» **Instructions for the task**
Reproduce all of the material word for word.

» **Material for this task**
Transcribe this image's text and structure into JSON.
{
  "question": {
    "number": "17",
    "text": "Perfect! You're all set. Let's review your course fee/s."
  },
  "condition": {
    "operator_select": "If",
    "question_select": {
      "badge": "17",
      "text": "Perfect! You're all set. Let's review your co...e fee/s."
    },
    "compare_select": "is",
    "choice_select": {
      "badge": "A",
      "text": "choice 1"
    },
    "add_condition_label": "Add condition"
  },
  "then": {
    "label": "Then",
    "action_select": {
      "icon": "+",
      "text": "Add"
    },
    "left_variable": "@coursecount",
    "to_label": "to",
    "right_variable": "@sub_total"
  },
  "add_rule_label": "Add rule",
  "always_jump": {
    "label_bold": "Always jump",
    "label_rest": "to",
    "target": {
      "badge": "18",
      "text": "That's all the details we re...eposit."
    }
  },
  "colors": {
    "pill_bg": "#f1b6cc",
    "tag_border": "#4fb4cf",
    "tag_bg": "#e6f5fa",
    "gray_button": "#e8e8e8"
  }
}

» **Result of the task**
Transcribe this image's text and structure into JSON.
{
  "question": {
    "number": "17",
    "text": "Perfect! You're all set. Let's review your course fee/s."
  },
  "condition": {
    "operator_select": "If",
    "question_select": {
      "badge": "17",
      "text": "Perfect! You're all set. Let's review your co...e fee/s."
    },
    "compare_select": "is",
    "choice_select": {
      "badge": "A",
      "text": "choice 1"
    },
    "add_condition_label": "Add condition"
  },
  "then": {
    "label": "Then",
    "action_select": {
      "icon": "+",
      "text": "Add"
    },
    "left_variable": "@coursecount",
    "to_label": "to",
    "right_variable": "@sub_total"
  },
  "add_rule_label": "Add rule",
  "always_jump": {
    "label_bold": "Always jump",
    "label_rest": "to",
    "target": {
      "badge": "18",
      "text": "That's all the details we re...eposit."
    }
  },
  "colors": {
    "pill_bg": "#f1b6cc",
    "tag_border": "#4fb4cf",
    "tag_bg": "#e6f5fa",
    "gray_button": "#e8e8e8"
  }
}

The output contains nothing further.